[MATERIAL SHOWN]
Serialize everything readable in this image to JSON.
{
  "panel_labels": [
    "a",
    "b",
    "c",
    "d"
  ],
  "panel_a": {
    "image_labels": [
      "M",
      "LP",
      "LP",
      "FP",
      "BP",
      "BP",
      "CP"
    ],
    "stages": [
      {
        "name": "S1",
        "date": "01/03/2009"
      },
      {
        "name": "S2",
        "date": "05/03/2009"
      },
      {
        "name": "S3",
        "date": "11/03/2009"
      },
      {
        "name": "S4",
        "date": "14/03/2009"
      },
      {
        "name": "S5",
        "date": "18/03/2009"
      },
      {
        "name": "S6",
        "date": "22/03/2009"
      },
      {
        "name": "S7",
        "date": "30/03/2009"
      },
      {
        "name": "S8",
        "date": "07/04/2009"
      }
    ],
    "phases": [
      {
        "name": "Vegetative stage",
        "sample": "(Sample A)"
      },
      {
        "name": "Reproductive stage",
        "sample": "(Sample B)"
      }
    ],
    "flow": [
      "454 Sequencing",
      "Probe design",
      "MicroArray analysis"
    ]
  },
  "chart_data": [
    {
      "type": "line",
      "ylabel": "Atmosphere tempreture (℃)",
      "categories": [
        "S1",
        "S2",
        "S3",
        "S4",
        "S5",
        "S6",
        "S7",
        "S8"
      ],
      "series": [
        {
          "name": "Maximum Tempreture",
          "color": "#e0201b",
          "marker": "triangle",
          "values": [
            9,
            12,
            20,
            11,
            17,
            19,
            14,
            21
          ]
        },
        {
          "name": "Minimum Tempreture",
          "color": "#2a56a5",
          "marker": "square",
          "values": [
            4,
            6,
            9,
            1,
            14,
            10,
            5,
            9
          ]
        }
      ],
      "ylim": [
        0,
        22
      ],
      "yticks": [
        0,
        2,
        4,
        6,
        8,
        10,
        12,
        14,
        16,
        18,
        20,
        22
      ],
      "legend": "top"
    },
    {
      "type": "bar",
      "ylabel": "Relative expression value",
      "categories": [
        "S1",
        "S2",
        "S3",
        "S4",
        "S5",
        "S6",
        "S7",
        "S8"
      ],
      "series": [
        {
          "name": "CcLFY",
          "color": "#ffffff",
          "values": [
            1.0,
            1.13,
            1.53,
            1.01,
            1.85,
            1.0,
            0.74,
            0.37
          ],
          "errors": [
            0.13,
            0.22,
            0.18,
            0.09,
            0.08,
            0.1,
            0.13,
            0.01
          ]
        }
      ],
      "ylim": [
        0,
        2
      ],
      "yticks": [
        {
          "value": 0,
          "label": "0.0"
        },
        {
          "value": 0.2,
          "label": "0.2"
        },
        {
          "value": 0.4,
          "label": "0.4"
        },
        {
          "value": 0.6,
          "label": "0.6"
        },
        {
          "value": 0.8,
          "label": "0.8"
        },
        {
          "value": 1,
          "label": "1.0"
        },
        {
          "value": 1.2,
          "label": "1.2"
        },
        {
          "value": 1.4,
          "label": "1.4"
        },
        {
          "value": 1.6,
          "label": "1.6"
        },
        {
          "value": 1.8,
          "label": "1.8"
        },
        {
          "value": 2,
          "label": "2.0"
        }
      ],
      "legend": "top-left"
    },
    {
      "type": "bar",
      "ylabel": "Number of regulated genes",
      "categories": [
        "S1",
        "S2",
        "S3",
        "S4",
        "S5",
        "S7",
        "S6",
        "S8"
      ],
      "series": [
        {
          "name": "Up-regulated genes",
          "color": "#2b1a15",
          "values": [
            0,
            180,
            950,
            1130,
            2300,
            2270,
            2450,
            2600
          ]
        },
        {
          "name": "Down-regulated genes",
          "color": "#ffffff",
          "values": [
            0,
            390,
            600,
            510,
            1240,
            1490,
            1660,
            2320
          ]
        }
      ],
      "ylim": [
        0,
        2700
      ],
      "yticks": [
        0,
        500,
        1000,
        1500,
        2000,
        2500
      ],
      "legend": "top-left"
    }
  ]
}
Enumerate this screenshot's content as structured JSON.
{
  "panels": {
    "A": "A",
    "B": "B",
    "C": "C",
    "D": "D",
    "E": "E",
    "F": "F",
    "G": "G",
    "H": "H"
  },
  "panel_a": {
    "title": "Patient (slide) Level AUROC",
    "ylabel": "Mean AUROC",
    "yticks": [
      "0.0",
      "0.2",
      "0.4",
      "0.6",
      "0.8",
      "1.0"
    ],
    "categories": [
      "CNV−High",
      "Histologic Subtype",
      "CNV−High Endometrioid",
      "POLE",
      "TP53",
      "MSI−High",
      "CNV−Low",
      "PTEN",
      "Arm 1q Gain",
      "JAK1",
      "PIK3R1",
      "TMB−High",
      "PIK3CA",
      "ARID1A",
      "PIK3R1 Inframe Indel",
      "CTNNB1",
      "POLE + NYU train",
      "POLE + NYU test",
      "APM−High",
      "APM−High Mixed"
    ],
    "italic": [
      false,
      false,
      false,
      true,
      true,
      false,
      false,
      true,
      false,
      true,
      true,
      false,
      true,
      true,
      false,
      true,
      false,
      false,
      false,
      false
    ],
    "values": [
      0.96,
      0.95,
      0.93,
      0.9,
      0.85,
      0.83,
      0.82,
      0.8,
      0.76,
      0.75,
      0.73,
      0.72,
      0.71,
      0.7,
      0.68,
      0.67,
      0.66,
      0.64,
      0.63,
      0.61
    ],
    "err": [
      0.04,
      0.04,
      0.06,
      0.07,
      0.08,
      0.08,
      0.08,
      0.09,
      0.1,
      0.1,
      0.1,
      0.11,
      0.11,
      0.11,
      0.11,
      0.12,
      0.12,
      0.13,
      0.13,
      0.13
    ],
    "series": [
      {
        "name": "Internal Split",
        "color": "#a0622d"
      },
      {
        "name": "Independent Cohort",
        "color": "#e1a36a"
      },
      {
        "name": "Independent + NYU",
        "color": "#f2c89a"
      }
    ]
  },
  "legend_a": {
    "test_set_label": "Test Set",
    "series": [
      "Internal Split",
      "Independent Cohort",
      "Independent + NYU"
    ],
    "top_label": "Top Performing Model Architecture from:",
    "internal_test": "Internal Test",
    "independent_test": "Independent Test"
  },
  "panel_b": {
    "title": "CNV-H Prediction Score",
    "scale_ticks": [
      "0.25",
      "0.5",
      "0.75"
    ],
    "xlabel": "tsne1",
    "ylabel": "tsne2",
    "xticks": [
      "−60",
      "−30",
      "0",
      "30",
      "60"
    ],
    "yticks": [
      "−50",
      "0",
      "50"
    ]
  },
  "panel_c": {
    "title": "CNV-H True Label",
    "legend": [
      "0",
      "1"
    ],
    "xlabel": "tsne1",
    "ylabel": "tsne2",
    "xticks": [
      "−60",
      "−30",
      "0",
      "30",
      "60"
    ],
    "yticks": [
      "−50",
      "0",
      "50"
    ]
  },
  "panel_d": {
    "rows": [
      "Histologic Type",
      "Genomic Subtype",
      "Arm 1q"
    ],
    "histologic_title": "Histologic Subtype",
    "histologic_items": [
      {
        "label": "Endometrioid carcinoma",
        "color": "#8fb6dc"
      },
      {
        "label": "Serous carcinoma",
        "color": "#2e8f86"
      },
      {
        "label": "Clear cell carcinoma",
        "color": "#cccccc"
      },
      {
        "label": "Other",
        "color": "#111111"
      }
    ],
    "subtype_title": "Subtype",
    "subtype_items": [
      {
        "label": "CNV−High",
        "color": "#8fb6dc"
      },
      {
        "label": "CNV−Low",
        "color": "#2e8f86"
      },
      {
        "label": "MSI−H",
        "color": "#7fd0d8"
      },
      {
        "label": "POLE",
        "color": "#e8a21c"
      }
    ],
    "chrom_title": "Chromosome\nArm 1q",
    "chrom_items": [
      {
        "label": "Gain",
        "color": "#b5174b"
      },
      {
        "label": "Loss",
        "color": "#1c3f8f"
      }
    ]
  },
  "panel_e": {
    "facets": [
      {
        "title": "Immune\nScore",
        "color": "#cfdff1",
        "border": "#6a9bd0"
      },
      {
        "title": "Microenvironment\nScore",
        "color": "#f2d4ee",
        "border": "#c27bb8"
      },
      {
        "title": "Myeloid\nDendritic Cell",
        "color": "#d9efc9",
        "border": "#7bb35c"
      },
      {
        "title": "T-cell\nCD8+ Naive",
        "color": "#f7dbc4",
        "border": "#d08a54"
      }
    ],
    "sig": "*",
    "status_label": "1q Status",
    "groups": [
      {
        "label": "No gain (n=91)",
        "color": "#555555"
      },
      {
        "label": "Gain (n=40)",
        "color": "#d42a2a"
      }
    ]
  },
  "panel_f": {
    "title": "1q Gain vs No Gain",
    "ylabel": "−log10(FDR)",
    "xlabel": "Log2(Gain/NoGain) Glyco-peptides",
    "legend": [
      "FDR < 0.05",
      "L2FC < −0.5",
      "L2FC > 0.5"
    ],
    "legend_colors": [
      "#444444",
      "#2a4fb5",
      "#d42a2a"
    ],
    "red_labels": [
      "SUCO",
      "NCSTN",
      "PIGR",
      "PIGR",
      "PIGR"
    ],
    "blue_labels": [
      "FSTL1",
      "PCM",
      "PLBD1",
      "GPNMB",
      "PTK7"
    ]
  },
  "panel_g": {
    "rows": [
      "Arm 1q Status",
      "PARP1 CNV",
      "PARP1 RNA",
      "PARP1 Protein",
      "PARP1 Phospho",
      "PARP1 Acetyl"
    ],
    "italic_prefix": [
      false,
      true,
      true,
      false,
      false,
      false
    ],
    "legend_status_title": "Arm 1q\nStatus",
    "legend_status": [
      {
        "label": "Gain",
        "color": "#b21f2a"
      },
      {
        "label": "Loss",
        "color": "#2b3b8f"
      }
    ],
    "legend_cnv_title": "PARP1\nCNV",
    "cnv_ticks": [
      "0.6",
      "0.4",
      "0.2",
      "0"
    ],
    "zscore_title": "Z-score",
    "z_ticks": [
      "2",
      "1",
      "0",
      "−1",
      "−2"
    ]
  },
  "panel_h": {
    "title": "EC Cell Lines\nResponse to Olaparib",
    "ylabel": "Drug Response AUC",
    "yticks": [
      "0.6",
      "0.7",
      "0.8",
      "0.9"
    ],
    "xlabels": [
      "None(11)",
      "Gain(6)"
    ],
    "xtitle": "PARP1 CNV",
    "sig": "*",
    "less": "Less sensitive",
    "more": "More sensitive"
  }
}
[/MATERIAL SHOWN]
__TASK STATEMENT__. Which of the lines above hold the string "Endometrioid"? Pick each of them out.

__OUTPUT BELOW__.
      "CNV−High Endometrioid",
        "label": "Endometrioid carcinoma",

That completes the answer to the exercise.